◆ What is asked:
Scan the entries below for the word "text". Copy each line that has it.

[Stored data entries]
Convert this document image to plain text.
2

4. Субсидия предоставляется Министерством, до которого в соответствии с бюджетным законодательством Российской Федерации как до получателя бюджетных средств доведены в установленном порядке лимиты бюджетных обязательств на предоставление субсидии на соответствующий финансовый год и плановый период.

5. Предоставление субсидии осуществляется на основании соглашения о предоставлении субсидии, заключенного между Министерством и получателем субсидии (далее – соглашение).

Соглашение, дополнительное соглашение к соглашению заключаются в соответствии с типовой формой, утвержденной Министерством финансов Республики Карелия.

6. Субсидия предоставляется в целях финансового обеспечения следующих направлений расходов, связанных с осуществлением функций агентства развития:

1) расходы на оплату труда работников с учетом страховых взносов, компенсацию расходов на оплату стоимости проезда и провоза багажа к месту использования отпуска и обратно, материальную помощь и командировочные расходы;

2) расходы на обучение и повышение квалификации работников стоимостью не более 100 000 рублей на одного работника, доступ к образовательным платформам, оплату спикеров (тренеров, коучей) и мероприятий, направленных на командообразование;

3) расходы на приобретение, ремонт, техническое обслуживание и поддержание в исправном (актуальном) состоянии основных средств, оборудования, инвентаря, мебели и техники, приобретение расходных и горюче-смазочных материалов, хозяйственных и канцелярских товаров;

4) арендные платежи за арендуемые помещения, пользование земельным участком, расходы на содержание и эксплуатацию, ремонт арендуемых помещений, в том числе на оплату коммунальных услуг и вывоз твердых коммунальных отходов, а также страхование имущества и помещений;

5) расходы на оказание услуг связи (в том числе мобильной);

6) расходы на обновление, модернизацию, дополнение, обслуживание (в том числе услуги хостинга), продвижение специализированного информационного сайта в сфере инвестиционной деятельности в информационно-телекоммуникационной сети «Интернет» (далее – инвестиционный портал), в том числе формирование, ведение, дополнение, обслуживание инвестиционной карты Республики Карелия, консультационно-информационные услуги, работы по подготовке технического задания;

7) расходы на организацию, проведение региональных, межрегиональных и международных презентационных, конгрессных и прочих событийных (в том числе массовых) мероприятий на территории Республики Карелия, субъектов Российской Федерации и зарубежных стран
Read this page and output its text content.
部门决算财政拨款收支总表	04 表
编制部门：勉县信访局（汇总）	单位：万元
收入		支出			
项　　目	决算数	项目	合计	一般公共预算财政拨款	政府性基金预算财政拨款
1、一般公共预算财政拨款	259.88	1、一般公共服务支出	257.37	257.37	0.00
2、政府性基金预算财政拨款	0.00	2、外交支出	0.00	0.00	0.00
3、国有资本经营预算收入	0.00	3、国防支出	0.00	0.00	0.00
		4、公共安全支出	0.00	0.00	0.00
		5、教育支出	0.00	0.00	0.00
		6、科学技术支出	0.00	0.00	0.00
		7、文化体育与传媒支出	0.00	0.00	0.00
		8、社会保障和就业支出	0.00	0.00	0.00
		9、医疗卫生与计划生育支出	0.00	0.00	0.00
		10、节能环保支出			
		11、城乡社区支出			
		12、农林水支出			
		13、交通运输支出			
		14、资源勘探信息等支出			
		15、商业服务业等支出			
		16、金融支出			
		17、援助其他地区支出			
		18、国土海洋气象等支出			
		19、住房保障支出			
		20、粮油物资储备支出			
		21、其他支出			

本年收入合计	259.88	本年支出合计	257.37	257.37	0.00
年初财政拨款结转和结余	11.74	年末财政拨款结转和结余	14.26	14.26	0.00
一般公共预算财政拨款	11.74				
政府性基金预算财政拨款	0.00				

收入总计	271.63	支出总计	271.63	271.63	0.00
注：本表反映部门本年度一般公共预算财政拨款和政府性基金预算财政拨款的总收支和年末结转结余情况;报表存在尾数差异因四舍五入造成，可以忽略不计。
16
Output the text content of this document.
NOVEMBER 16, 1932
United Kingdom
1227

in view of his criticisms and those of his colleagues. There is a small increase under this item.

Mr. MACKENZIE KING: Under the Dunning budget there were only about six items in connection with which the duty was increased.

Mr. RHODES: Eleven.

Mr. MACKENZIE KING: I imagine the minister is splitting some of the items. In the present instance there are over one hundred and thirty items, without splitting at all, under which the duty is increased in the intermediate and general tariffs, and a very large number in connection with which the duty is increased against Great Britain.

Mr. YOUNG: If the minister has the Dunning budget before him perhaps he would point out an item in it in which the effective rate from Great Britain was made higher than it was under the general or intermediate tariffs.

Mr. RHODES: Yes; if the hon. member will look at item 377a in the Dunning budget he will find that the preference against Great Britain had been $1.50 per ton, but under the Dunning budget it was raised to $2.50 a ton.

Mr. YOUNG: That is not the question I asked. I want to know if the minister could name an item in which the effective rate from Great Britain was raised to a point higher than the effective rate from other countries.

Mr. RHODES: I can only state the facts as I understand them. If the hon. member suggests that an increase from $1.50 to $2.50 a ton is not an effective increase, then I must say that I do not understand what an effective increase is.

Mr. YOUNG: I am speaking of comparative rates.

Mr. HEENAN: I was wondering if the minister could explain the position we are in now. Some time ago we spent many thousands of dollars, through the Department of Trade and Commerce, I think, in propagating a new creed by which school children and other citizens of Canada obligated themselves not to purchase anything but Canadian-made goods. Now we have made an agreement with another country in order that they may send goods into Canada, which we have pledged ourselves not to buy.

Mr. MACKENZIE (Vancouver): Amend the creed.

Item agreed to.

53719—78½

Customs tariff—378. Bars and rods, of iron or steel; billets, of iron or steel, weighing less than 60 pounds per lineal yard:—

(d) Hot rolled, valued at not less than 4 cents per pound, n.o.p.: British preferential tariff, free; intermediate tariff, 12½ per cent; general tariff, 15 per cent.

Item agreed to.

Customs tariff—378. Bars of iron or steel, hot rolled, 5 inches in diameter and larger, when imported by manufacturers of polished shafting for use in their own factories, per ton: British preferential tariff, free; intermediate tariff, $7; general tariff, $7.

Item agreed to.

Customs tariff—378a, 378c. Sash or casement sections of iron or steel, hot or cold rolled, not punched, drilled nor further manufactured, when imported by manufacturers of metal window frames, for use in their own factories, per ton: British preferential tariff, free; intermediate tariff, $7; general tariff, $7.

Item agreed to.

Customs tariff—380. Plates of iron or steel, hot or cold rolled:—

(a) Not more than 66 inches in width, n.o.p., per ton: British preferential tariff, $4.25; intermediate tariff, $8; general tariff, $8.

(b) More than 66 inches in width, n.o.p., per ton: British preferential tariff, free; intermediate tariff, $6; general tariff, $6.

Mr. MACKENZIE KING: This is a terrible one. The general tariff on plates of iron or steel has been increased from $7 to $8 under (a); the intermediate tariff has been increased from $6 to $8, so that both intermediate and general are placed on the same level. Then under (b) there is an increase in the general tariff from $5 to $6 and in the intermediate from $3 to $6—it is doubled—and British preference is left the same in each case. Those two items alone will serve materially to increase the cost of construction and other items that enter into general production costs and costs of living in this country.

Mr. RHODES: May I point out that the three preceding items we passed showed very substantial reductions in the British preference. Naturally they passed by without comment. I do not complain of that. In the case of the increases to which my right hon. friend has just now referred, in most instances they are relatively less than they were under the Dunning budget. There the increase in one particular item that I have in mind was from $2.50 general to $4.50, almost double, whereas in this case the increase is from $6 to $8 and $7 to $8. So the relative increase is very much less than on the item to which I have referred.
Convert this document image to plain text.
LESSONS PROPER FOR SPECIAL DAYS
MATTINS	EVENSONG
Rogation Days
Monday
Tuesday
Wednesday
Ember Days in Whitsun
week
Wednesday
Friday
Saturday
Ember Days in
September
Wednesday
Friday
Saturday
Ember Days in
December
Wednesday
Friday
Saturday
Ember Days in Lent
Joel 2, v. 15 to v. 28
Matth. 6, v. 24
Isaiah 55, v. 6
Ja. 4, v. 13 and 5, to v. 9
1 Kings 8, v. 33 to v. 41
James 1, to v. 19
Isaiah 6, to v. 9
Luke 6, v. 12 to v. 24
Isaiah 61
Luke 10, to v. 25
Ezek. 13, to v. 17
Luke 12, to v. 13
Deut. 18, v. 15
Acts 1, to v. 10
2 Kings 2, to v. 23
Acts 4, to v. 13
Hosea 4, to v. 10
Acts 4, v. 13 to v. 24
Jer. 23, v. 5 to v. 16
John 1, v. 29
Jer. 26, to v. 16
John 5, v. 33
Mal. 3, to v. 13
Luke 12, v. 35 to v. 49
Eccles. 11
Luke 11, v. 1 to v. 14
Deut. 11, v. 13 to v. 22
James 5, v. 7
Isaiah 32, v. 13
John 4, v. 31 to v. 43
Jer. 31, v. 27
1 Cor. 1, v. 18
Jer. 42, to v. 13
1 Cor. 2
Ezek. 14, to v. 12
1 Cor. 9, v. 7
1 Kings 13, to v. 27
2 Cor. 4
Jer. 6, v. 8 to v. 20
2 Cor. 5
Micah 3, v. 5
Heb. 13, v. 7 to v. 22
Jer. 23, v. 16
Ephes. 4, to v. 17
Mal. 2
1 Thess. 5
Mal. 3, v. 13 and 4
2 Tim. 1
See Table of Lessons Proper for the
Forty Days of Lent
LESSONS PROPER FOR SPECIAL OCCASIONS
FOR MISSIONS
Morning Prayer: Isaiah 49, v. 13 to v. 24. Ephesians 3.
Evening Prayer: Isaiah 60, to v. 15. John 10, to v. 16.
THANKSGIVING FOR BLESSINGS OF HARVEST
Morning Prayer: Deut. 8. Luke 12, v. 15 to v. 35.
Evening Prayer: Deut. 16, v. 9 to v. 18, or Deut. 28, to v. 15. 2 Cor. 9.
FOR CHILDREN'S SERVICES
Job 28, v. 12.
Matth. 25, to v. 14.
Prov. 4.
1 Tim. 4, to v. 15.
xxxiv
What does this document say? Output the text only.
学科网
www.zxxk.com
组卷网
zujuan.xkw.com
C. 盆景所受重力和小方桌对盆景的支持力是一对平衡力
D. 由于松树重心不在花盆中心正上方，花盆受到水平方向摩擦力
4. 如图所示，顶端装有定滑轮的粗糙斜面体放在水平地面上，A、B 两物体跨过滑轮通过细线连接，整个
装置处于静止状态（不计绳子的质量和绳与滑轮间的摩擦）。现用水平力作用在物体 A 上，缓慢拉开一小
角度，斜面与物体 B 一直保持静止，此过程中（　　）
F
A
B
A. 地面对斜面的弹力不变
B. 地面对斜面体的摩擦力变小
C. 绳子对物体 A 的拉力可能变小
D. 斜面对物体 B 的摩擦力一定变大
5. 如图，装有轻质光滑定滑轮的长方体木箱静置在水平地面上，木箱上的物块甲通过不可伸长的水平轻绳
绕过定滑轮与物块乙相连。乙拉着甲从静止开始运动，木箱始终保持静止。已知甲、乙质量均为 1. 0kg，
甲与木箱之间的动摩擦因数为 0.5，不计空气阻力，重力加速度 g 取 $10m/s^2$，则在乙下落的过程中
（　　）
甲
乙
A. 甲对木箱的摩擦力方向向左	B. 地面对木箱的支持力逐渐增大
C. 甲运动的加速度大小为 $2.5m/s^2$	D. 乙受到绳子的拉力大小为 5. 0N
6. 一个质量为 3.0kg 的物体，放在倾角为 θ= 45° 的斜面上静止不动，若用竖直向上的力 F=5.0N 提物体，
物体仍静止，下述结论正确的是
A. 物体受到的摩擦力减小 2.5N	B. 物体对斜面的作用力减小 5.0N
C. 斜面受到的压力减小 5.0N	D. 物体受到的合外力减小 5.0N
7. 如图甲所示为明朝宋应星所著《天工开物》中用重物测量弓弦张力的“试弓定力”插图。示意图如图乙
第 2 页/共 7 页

◆ Exercise result:
Convert this document image to plain text.
Read this page and output its text content.
Output the text content of this document.
Convert this document image to plain text.
What does this document say? Output the text only.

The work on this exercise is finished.